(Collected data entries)
_ _ _ _

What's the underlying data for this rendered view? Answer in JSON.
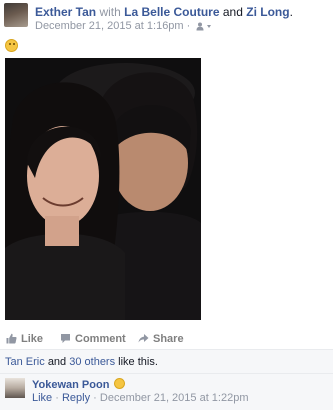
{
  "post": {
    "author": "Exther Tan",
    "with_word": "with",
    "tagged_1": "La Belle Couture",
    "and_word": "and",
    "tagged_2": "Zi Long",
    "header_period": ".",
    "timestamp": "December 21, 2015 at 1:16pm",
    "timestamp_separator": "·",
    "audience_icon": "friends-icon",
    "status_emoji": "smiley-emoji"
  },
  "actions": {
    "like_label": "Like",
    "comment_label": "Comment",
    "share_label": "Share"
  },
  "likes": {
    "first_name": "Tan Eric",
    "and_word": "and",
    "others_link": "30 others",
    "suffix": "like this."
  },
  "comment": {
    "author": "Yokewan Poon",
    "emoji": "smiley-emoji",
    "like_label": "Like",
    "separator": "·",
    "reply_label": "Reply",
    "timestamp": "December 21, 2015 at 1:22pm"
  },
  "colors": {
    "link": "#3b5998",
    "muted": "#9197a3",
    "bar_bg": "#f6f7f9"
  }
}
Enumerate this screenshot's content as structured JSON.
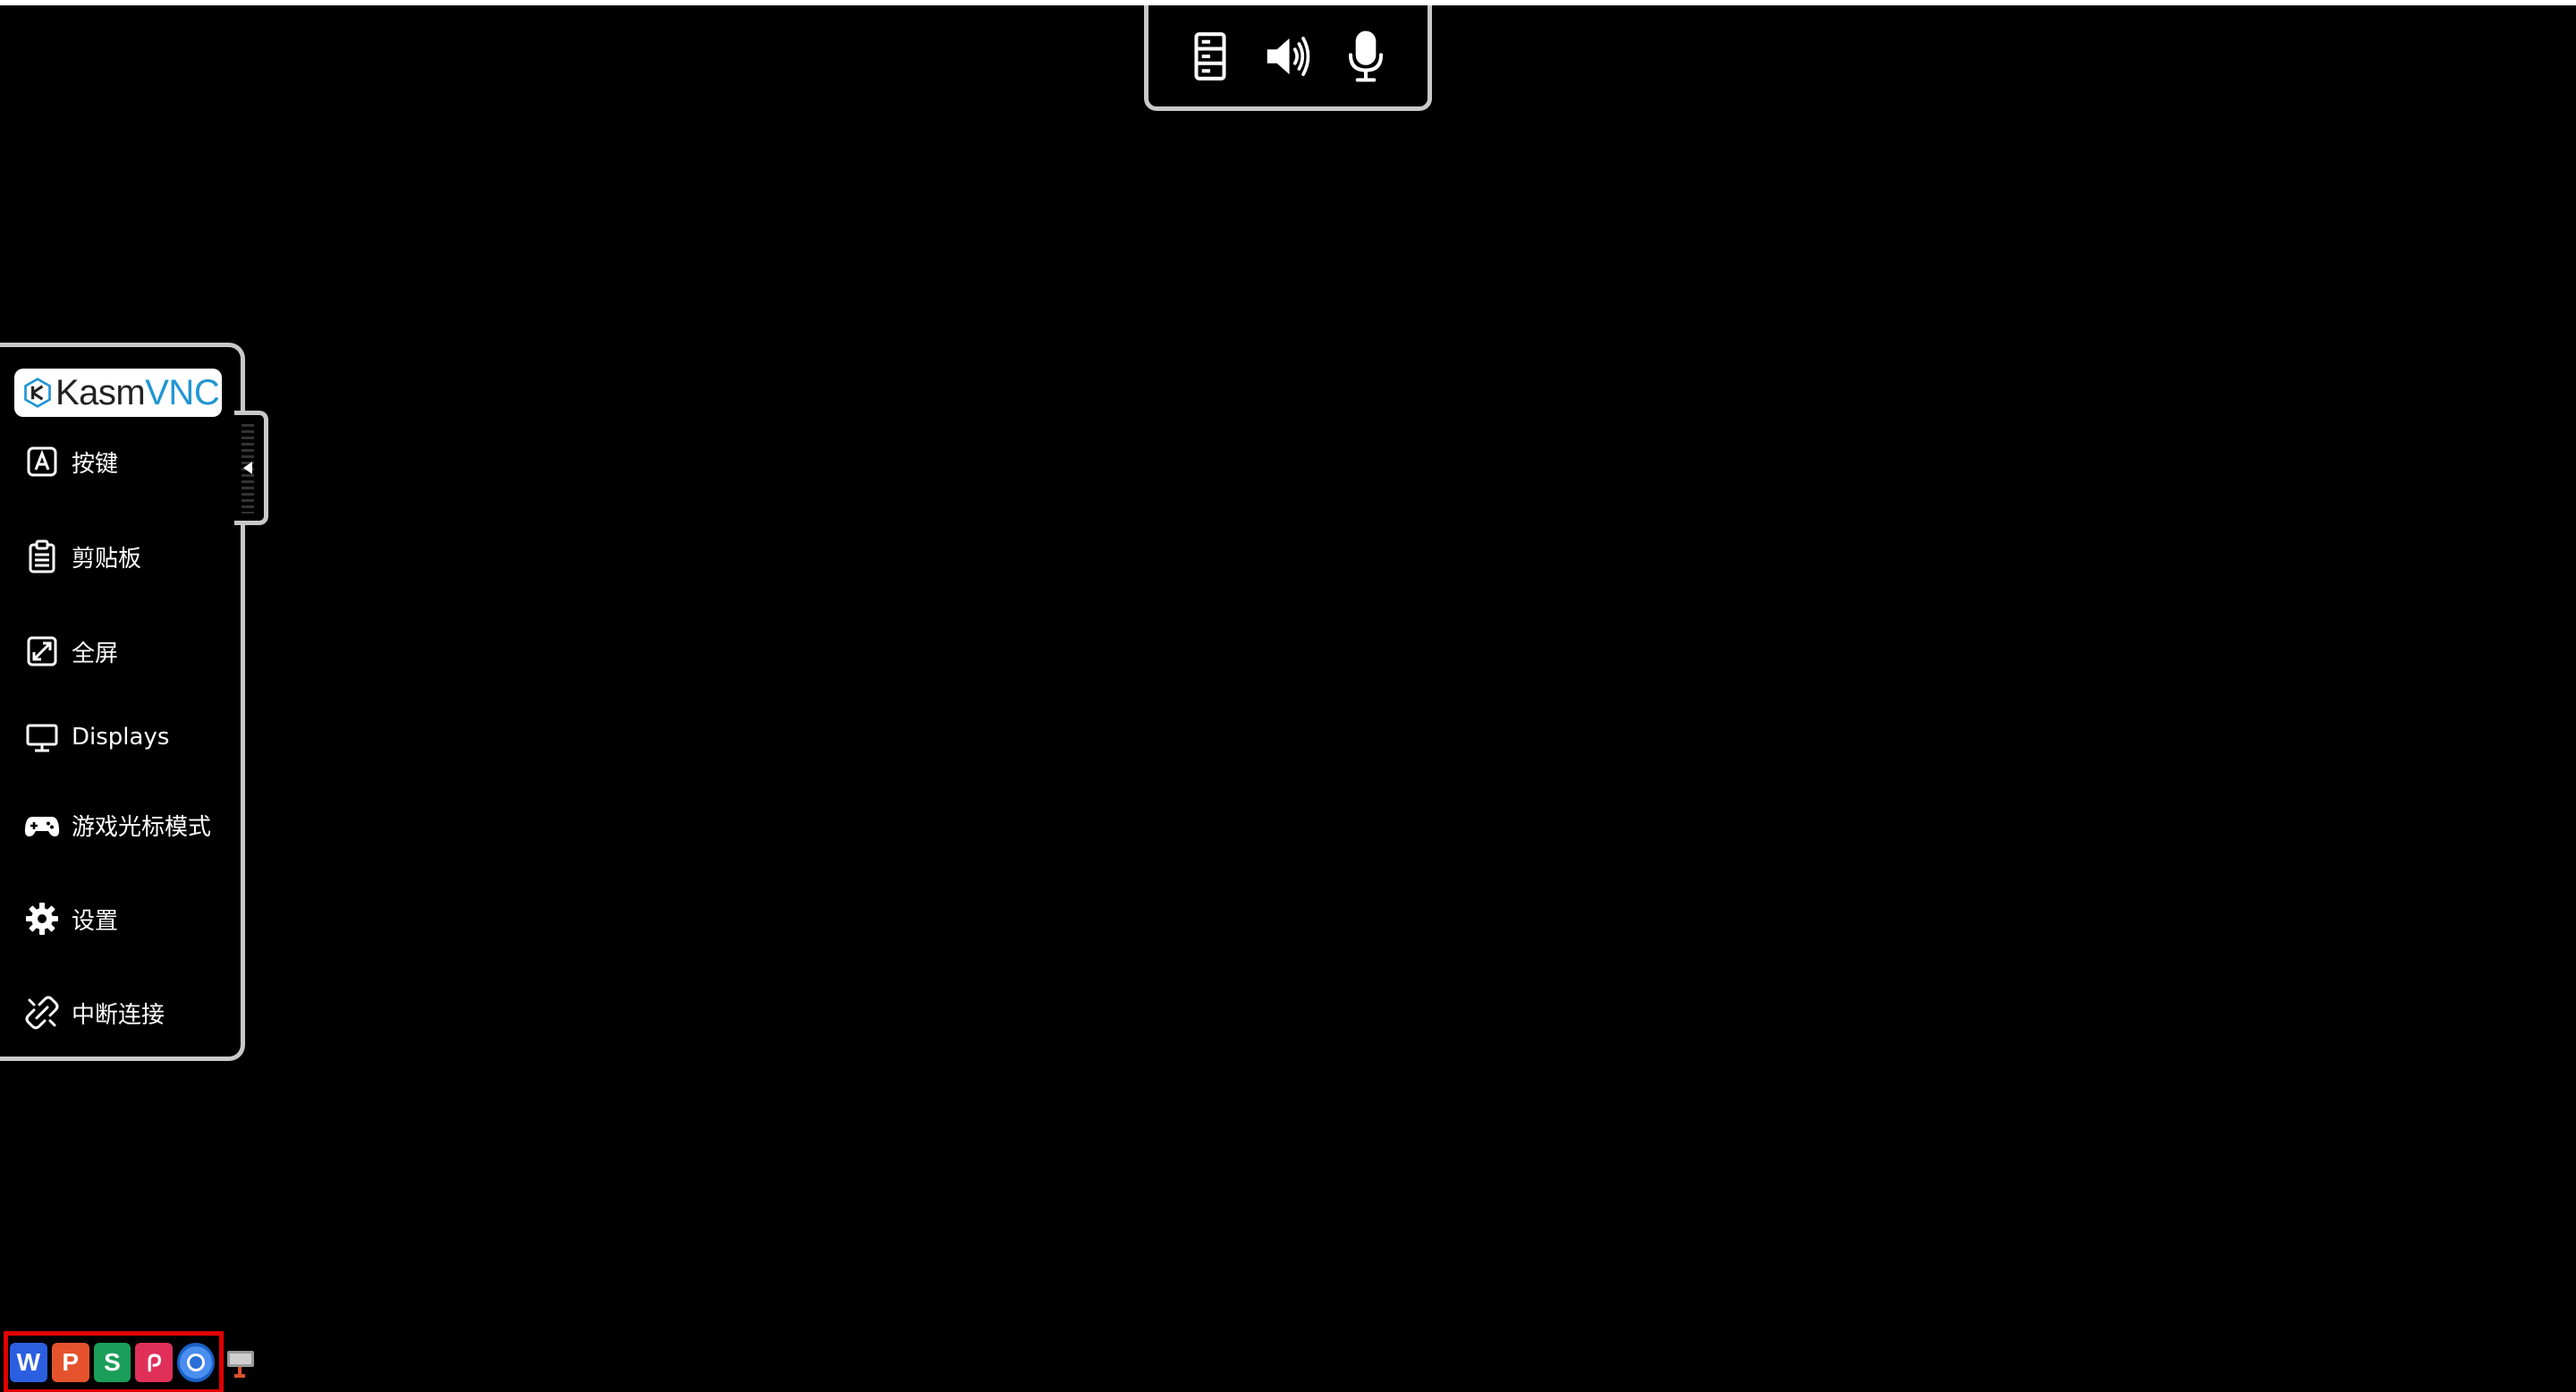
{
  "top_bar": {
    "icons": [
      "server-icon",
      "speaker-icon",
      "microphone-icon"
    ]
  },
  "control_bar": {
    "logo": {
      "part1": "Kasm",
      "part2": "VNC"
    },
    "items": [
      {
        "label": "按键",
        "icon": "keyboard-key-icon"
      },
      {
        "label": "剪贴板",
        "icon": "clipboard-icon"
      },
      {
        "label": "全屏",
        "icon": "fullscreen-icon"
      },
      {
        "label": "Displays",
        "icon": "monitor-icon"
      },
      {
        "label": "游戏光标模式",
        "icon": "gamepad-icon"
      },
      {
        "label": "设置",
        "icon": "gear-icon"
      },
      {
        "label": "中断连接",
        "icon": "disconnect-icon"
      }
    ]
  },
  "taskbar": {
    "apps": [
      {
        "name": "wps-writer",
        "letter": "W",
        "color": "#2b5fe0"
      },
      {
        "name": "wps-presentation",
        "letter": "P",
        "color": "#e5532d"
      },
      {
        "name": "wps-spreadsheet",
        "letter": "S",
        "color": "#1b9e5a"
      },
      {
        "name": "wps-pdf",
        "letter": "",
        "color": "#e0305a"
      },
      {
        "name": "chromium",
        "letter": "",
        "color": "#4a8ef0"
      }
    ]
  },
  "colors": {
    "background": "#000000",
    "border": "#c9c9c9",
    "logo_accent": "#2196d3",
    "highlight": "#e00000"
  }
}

_ _ _ _

• Exercise aim
Reproduce each line of the entries in which the word "letter" is found.

• Worked answer
        "letter": "W",
        "letter": "P",
        "letter": "S",
        "letter": "",
        "letter": "",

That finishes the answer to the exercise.